Task brief: Select from the records below every line that has the word "Unique" in it.

>> begin

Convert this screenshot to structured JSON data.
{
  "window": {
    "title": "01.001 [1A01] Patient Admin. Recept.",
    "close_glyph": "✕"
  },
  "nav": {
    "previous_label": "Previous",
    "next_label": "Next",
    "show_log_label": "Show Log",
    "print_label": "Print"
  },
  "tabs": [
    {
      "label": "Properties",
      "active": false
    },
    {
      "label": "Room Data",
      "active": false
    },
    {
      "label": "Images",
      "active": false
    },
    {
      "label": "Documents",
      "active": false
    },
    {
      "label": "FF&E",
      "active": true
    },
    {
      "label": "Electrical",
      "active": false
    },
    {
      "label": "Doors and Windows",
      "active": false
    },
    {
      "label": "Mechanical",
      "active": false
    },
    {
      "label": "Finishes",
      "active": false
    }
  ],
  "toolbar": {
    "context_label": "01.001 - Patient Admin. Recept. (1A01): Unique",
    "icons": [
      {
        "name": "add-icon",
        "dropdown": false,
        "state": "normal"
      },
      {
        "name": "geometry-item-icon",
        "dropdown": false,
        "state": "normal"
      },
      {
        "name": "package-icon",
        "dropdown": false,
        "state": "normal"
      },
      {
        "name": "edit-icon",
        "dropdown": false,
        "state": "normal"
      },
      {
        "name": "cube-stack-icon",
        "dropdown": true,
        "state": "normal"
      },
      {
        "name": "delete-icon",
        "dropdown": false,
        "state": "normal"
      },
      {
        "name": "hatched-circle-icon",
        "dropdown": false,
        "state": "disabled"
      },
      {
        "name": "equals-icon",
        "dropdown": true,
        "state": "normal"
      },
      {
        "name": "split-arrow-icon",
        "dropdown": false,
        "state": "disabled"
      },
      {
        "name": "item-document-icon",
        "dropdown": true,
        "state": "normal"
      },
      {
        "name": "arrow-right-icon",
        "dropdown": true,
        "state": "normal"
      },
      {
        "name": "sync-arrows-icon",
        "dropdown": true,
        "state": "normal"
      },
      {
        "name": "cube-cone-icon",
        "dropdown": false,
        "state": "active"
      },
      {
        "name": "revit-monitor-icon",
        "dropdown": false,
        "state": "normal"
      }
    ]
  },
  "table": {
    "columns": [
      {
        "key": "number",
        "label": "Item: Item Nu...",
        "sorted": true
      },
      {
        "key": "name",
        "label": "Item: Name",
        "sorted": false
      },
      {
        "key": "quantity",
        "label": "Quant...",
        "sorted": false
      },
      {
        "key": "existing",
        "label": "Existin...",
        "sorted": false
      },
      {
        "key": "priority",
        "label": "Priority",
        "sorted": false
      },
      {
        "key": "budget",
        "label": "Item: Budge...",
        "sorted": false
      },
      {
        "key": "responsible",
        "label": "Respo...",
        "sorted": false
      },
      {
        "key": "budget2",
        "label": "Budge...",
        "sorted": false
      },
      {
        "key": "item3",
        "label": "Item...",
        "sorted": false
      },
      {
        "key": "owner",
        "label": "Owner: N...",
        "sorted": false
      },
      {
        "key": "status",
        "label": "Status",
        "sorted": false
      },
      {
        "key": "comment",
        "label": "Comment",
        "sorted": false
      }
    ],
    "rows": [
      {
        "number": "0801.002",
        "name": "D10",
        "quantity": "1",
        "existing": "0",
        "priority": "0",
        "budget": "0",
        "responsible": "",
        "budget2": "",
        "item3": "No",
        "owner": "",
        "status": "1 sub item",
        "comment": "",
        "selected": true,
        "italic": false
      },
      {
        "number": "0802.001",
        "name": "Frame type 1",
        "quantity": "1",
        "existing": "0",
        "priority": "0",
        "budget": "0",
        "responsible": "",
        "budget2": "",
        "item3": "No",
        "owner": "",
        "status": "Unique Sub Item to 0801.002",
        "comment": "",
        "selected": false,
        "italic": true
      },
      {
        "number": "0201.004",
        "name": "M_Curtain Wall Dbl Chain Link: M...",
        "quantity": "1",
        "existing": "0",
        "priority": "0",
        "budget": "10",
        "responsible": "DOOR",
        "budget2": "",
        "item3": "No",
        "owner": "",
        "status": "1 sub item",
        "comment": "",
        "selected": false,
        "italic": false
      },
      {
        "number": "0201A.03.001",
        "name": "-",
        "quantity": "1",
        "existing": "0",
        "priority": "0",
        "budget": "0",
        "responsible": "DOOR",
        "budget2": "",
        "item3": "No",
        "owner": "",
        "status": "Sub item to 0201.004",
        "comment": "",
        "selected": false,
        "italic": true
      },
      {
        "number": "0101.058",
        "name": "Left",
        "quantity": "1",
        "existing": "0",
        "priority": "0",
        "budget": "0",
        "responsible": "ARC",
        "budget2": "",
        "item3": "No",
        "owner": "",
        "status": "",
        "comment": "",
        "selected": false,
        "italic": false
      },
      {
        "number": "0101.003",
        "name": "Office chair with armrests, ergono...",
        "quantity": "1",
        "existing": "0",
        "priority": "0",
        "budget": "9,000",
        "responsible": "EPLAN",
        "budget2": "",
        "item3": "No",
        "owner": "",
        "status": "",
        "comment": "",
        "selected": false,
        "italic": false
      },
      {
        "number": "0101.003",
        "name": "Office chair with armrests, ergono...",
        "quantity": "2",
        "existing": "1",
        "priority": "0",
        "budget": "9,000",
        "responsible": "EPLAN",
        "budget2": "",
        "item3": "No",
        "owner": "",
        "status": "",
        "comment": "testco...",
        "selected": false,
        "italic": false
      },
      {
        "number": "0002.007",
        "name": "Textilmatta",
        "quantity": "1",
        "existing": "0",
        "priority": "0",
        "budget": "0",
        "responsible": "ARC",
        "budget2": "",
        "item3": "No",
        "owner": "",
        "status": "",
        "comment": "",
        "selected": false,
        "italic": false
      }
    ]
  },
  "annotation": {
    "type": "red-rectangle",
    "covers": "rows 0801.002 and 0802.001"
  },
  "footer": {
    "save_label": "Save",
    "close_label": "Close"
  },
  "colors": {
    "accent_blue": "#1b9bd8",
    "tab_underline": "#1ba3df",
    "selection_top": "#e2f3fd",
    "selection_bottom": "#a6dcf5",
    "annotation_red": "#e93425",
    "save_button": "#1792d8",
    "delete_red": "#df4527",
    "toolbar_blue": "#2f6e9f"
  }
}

>> end

Response below:
    "context_label": "01.001 - Patient Admin. Recept. (1A01): Unique",
        "status": "Unique Sub Item to 0801.002",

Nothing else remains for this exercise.